Set problem | Extract the complete listing and repeat it word for word.

Rows |
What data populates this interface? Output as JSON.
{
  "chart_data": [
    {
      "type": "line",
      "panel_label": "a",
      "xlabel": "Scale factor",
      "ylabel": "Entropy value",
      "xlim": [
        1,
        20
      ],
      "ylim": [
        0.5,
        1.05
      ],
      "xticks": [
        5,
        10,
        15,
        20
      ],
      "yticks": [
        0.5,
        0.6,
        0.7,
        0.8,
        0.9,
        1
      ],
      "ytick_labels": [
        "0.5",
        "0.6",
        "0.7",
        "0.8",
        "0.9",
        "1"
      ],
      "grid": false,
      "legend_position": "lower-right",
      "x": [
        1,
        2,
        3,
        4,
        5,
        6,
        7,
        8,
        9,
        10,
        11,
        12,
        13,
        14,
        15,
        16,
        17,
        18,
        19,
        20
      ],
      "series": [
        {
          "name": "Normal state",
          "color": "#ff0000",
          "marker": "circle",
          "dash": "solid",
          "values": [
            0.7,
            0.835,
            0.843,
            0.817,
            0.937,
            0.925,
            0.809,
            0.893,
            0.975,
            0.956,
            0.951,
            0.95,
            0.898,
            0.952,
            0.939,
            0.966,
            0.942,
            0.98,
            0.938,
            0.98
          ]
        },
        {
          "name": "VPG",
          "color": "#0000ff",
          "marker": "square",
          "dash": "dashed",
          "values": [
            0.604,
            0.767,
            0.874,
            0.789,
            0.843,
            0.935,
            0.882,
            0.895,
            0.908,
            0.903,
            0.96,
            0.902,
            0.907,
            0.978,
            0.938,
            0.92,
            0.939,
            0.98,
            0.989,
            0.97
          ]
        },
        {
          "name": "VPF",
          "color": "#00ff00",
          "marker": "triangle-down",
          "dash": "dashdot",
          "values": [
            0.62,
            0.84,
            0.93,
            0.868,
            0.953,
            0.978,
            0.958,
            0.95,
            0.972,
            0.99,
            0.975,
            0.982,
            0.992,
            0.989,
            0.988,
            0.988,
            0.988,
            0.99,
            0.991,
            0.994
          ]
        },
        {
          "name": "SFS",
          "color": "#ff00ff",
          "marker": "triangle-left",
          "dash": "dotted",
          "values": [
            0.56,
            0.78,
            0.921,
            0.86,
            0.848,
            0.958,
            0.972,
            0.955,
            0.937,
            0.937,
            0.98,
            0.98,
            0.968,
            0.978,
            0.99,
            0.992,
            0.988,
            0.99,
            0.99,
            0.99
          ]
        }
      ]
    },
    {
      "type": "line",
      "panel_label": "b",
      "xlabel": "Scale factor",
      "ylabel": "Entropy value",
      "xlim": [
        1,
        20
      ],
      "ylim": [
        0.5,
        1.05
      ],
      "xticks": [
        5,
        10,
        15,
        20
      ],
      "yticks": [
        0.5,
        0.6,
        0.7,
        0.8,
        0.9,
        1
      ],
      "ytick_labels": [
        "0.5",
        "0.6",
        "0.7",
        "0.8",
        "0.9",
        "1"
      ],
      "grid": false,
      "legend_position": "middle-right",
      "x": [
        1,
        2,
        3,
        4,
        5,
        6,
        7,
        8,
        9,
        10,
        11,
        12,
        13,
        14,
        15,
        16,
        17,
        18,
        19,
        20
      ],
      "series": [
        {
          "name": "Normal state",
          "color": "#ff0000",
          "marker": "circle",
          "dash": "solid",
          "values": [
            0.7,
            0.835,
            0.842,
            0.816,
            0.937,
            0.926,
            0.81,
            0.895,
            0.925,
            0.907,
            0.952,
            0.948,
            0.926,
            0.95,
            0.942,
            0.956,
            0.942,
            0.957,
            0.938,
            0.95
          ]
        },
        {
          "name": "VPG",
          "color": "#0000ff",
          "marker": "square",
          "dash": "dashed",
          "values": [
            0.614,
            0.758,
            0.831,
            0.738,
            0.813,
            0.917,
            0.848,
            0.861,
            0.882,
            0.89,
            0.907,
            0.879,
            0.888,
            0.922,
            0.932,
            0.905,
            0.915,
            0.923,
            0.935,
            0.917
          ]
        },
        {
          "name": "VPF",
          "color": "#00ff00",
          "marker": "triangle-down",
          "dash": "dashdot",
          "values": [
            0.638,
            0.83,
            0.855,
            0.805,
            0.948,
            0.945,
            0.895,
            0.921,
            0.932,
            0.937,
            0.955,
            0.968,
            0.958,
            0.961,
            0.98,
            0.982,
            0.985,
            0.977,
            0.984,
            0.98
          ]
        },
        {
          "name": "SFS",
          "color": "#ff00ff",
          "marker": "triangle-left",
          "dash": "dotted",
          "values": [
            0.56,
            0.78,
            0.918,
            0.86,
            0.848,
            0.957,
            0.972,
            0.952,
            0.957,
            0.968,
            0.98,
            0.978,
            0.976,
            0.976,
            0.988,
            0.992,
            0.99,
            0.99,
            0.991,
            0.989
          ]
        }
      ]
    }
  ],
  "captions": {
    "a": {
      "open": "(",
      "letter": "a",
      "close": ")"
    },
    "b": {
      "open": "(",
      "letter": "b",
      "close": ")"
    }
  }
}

Exercise result |
What data populates this interface? Output as JSON.
{
  "chart_data": [
    {
      "type": "line",
      "panel_label": "a",
      "xlabel": "Scale factor",
      "ylabel": "Entropy value",
      "xlim": [
        1,
        20
      ],
      "ylim": [
        0.5,
        1.05
      ],
      "xticks": [
        5,
        10,
        15,
        20
      ],
      "yticks": [
        0.5,
        0.6,
        0.7,
        0.8,
        0.9,
        1
      ],
      "ytick_labels": [
        "0.5",
        "0.6",
        "0.7",
        "0.8",
        "0.9",
        "1"
      ],
      "grid": false,
      "legend_position": "lower-right",
      "x": [
        1,
        2,
        3,
        4,
        5,
        6,
        7,
        8,
        9,
        10,
        11,
        12,
        13,
        14,
        15,
        16,
        17,
        18,
        19,
        20
      ],
      "series": [
        {
          "name": "Normal state",
          "color": "#ff0000",
          "marker": "circle",
          "dash": "solid",
          "values": [
            0.7,
            0.835,
            0.843,
            0.817,
            0.937,
            0.925,
            0.809,
            0.893,
            0.975,
            0.956,
            0.951,
            0.95,
            0.898,
            0.952,
            0.939,
            0.966,
            0.942,
            0.98,
            0.938,
            0.98
          ]
        },
        {
          "name": "VPG",
          "color": "#0000ff",
          "marker": "square",
          "dash": "dashed",
          "values": [
            0.604,
            0.767,
            0.874,
            0.789,
            0.843,
            0.935,
            0.882,
            0.895,
            0.908,
            0.903,
            0.96,
            0.902,
            0.907,
            0.978,
            0.938,
            0.92,
            0.939,
            0.98,
            0.989,
            0.97
          ]
        },
        {
          "name": "VPF",
          "color": "#00ff00",
          "marker": "triangle-down",
          "dash": "dashdot",
          "values": [
            0.62,
            0.84,
            0.93,
            0.868,
            0.953,
            0.978,
            0.958,
            0.95,
            0.972,
            0.99,
            0.975,
            0.982,
            0.992,
            0.989,
            0.988,
            0.988,
            0.988,
            0.99,
            0.991,
            0.994
          ]
        },
        {
          "name": "SFS",
          "color": "#ff00ff",
          "marker": "triangle-left",
          "dash": "dotted",
          "values": [
            0.56,
            0.78,
            0.921,
            0.86,
            0.848,
            0.958,
            0.972,
            0.955,
            0.937,
            0.937,
            0.98,
            0.98,
            0.968,
            0.978,
            0.99,
            0.992,
            0.988,
            0.99,
            0.99,
            0.99
          ]
        }
      ]
    },
    {
      "type": "line",
      "panel_label": "b",
      "xlabel": "Scale factor",
      "ylabel": "Entropy value",
      "xlim": [
        1,
        20
      ],
      "ylim": [
        0.5,
        1.05
      ],
      "xticks": [
        5,
        10,
        15,
        20
      ],
      "yticks": [
        0.5,
        0.6,
        0.7,
        0.8,
        0.9,
        1
      ],
      "ytick_labels": [
        "0.5",
        "0.6",
        "0.7",
        "0.8",
        "0.9",
        "1"
      ],
      "grid": false,
      "legend_position": "middle-right",
      "x": [
        1,
        2,
        3,
        4,
        5,
        6,
        7,
        8,
        9,
        10,
        11,
        12,
        13,
        14,
        15,
        16,
        17,
        18,
        19,
        20
      ],
      "series": [
        {
          "name": "Normal state",
          "color": "#ff0000",
          "marker": "circle",
          "dash": "solid",
          "values": [
            0.7,
            0.835,
            0.842,
            0.816,
            0.937,
            0.926,
            0.81,
            0.895,
            0.925,
            0.907,
            0.952,
            0.948,
            0.926,
            0.95,
            0.942,
            0.956,
            0.942,
            0.957,
            0.938,
            0.95
          ]
        },
        {
          "name": "VPG",
          "color": "#0000ff",
          "marker": "square",
          "dash": "dashed",
          "values": [
            0.614,
            0.758,
            0.831,
            0.738,
            0.813,
            0.917,
            0.848,
            0.861,
            0.882,
            0.89,
            0.907,
            0.879,
            0.888,
            0.922,
            0.932,
            0.905,
            0.915,
            0.923,
            0.935,
            0.917
          ]
        },
        {
          "name": "VPF",
          "color": "#00ff00",
          "marker": "triangle-down",
          "dash": "dashdot",
          "values": [
            0.638,
            0.83,
            0.855,
            0.805,
            0.948,
            0.945,
            0.895,
            0.921,
            0.932,
            0.937,
            0.955,
            0.968,
            0.958,
            0.961,
            0.98,
            0.982,
            0.985,
            0.977,
            0.984,
            0.98
          ]
        },
        {
          "name": "SFS",
          "color": "#ff00ff",
          "marker": "triangle-left",
          "dash": "dotted",
          "values": [
            0.56,
            0.78,
            0.918,
            0.86,
            0.848,
            0.957,
            0.972,
            0.952,
            0.957,
            0.968,
            0.98,
            0.978,
            0.976,
            0.976,
            0.988,
            0.992,
            0.99,
            0.99,
            0.991,
            0.989
          ]
        }
      ]
    }
  ],
  "captions": {
    "a": {
      "open": "(",
      "letter": "a",
      "close": ")"
    },
    "b": {
      "open": "(",
      "letter": "b",
      "close": ")"
    }
  }
}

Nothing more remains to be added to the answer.